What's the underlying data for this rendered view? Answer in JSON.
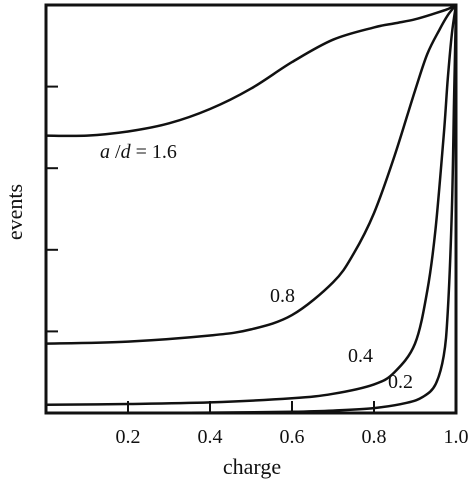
{
  "chart_data": {
    "type": "line",
    "xlabel": "charge",
    "ylabel": "events",
    "xlim": [
      0,
      1.0
    ],
    "ylim": [
      0,
      1.0
    ],
    "x_ticks": [
      0.2,
      0.4,
      0.6,
      0.8,
      1.0
    ],
    "x_tick_labels": [
      "0.2",
      "0.4",
      "0.6",
      "0.8",
      "1.0"
    ],
    "y_tick_count": 4,
    "y_tick_labels_shown": false,
    "grid": false,
    "series": [
      {
        "label_text": "a /d = 1.6",
        "label_parts": {
          "a": "a",
          "sep": " /",
          "d": "d",
          "rest": " = 1.6"
        },
        "x": [
          0.0,
          0.1,
          0.2,
          0.3,
          0.4,
          0.5,
          0.6,
          0.7,
          0.8,
          0.85,
          0.9,
          0.95,
          0.98,
          1.0
        ],
        "y": [
          0.68,
          0.68,
          0.69,
          0.71,
          0.745,
          0.795,
          0.86,
          0.915,
          0.945,
          0.955,
          0.965,
          0.98,
          0.99,
          1.0
        ]
      },
      {
        "label_text": "0.8",
        "x": [
          0.0,
          0.2,
          0.4,
          0.5,
          0.6,
          0.7,
          0.75,
          0.8,
          0.85,
          0.9,
          0.93,
          0.96,
          0.98,
          1.0
        ],
        "y": [
          0.17,
          0.175,
          0.19,
          0.205,
          0.24,
          0.32,
          0.39,
          0.49,
          0.63,
          0.79,
          0.88,
          0.94,
          0.975,
          1.0
        ]
      },
      {
        "label_text": "0.4",
        "x": [
          0.0,
          0.2,
          0.4,
          0.6,
          0.7,
          0.8,
          0.85,
          0.9,
          0.93,
          0.95,
          0.97,
          0.98,
          0.99,
          1.0
        ],
        "y": [
          0.02,
          0.022,
          0.026,
          0.036,
          0.047,
          0.07,
          0.1,
          0.17,
          0.3,
          0.45,
          0.68,
          0.82,
          0.93,
          1.0
        ]
      },
      {
        "label_text": "0.2",
        "x": [
          0.0,
          0.2,
          0.4,
          0.6,
          0.7,
          0.8,
          0.88,
          0.92,
          0.95,
          0.97,
          0.98,
          0.99,
          0.995,
          1.0
        ],
        "y": [
          0.0,
          0.0,
          0.001,
          0.003,
          0.006,
          0.012,
          0.025,
          0.04,
          0.07,
          0.14,
          0.25,
          0.5,
          0.75,
          1.0
        ]
      }
    ]
  }
}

What the task requires
Your task is to pick out every line with the string "false" and copy it.

The reply
    "y_tick_labels_shown": false,
    "grid": false,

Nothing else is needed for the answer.